- _PARTS OF THE EXERCISE_:
• A. In two sentences, summarize the article on baseball confidence that appears below, ahead of the records.
• B. Reproduce the stretch of the baseball confidence article from "This is in contrast" through "between the ears?".

- _EXTRACT TO READ_:
-- -- --
Prospectus Feature: A Better Personality Test

There’s a section in Mike Stadler’s The Psychology of Baseball (2007) that discusses the 1980 draft from the New York Mets’ perspective. The Mets had the first pick and were considering a pair of five-tool prospects: Darryl Strawberry and Billy Beane. The Mets ended up with both, with Strawberry going first.

Stadler then highlights the difference in confidence between the two men. After striking out three times in his big-league debut, Strawberry brushed it off. Same thing when he was hitting .198 two months into his career. Around that time, he hit a two-run homer in the eighth inning to break a tie against the Reds:

When asked if the homer boosted his confidence at all, Strawberry answered, “I’d say encouragement rather than confidence. I’ve always got the confidence. I know I’m going to hit plenty more in situations like that.”

This is in contrast to the well-known assessments of Billy Beane’s early-career confidence, detailed to great profundity by Michael Lewis in Moneyball. “Inside a batter’s box he experienced a kind of claustrophobia,” Lewis wrote. “The batter’s box was a cage designed to break his spirit.” Strawberry became a great ballplayer; Beane became a great administrator.

Most teams don’t end up with both of their top draft day targets. For the very many teams that value confidence, wouldn’t it be ideal to identify which of two players looks like a ballplayer not just in a uniform, but between the ears?
-- -- --
- _RECORD LIST_:
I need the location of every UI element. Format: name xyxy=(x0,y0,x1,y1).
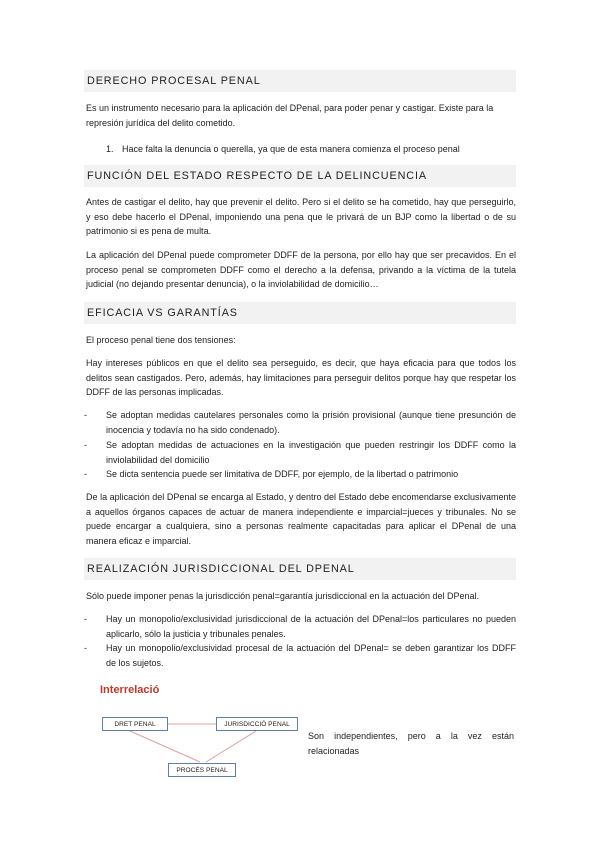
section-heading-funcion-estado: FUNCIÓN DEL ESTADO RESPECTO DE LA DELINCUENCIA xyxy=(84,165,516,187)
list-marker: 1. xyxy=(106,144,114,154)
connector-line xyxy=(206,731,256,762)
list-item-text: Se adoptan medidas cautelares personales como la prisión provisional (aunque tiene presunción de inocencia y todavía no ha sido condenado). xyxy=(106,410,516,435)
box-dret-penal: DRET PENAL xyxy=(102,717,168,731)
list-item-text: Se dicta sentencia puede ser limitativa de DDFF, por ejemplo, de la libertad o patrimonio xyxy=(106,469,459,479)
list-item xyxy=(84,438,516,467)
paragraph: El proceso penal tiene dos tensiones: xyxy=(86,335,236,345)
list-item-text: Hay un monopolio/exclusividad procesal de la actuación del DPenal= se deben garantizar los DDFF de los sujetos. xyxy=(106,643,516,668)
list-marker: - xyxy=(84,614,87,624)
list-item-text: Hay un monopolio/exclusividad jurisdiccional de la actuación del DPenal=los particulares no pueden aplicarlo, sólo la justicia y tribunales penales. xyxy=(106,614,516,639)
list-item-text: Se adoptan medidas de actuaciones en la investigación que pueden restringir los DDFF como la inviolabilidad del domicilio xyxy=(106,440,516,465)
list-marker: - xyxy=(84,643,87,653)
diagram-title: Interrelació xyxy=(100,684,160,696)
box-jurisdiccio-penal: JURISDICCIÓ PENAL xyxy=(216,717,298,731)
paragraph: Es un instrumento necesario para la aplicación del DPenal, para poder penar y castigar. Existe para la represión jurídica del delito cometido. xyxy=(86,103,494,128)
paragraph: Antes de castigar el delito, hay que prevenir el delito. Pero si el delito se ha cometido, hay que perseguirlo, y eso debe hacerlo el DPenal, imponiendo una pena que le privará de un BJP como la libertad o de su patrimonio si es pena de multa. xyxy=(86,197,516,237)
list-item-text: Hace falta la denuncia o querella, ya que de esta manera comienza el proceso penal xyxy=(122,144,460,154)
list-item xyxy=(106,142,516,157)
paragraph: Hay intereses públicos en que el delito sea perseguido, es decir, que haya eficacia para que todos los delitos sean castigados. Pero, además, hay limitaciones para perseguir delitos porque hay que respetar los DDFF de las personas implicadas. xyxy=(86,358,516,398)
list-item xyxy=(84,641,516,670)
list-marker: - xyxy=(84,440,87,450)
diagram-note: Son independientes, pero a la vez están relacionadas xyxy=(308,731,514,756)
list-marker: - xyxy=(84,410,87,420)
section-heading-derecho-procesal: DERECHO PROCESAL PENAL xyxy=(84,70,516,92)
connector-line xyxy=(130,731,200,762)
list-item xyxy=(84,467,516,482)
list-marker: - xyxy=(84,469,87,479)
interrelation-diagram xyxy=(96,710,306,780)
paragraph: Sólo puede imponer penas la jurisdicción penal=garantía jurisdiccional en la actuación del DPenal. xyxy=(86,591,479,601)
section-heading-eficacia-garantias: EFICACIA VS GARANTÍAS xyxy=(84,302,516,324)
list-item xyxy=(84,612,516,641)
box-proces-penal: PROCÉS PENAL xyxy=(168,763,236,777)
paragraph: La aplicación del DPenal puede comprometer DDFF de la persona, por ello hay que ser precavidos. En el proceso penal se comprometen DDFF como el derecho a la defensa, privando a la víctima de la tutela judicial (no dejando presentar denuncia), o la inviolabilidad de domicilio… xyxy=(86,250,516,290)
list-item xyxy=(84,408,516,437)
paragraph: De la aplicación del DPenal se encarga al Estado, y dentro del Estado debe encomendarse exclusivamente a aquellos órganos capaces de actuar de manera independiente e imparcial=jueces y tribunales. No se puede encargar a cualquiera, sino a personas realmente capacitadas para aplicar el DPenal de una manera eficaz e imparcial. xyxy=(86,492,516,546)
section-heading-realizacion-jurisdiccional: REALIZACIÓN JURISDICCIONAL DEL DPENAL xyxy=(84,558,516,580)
-- -- --
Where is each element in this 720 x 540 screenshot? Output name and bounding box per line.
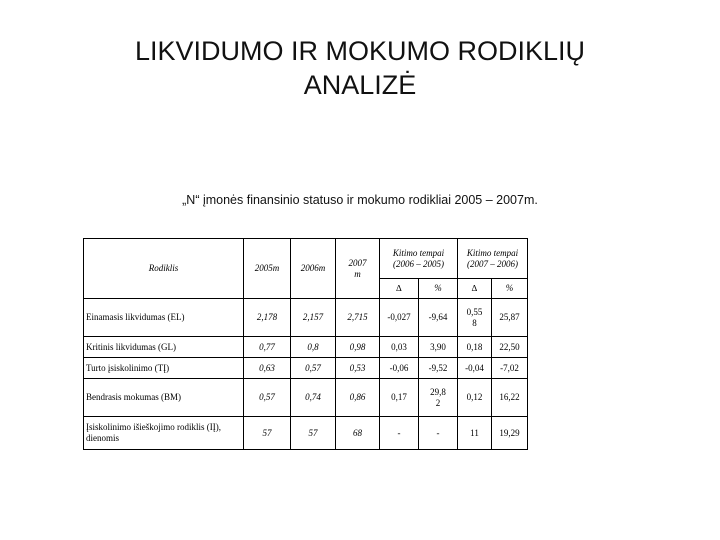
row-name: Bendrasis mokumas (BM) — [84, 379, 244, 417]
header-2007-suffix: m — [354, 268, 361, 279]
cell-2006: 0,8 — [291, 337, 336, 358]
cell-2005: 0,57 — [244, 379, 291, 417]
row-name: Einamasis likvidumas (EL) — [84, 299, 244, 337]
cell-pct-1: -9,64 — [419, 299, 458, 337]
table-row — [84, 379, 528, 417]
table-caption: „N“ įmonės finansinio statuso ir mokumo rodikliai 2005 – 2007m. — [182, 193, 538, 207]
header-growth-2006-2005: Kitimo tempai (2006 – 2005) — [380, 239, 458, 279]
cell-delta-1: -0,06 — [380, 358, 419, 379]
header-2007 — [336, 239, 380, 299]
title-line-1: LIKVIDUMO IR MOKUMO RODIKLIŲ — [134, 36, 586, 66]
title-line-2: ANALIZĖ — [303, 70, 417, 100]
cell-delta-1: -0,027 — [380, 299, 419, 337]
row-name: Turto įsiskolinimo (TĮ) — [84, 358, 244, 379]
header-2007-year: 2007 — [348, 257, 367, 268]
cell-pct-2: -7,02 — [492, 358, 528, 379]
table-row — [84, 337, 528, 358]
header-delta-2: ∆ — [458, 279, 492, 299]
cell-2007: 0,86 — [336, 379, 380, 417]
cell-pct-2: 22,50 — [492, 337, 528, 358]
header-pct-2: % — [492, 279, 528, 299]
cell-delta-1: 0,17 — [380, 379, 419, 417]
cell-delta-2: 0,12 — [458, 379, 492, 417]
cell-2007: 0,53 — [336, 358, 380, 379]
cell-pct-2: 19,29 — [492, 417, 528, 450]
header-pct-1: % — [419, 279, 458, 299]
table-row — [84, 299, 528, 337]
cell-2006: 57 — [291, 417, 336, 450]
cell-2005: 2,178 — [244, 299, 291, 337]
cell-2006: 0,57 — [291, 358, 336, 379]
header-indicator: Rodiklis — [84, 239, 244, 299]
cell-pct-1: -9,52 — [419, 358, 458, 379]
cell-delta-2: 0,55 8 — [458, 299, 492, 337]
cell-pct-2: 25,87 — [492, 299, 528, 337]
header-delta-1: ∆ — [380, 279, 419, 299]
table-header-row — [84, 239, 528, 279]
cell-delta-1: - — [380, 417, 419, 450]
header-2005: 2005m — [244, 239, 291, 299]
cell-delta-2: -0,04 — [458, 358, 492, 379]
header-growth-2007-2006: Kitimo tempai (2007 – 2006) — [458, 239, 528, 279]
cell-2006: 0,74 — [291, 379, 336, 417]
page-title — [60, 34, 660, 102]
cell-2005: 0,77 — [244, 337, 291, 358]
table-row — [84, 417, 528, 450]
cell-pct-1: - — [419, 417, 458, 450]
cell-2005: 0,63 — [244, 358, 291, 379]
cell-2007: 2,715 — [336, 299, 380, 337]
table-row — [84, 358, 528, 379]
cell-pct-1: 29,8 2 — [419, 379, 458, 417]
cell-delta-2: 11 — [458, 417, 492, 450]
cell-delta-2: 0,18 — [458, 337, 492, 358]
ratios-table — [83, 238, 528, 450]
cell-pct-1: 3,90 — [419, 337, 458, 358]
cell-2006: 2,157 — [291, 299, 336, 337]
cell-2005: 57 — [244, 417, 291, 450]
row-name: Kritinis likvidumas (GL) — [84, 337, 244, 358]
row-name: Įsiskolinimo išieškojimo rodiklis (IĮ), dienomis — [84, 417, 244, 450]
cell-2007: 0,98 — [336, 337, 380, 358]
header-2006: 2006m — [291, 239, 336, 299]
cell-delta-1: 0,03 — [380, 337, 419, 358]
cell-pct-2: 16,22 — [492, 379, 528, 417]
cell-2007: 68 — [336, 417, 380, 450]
-- -- --
- _PROBLEM SOLUTIONS_:
• A. In the 1980 draft, the New York Mets held the first pick, weighed Darryl Strawberry against Billy Beane, and got both, taking Strawberry first. Strawberry stayed confident through early strikeouts and a .198 average, while Moneyball describes Beane feeling caged in the batter's box, and Strawberry became a great ballplayer while Beane became a great administrator.

• B.
This is in contrast to the well-known assessments of Billy Beane’s early-career confidence, detailed to great profundity by Michael Lewis in Moneyball. “Inside a batter’s box he experienced a kind of claustrophobia,” Lewis wrote. “The batter’s box was a cage designed to break his spirit.” Strawberry became a great ballplayer; Beane became a great administrator.

Most teams don’t end up with both of their top draft day targets. For the very many teams that value confidence, wouldn’t it be ideal to identify which of two players looks like a ballplayer not just in a uniform, but between the ears?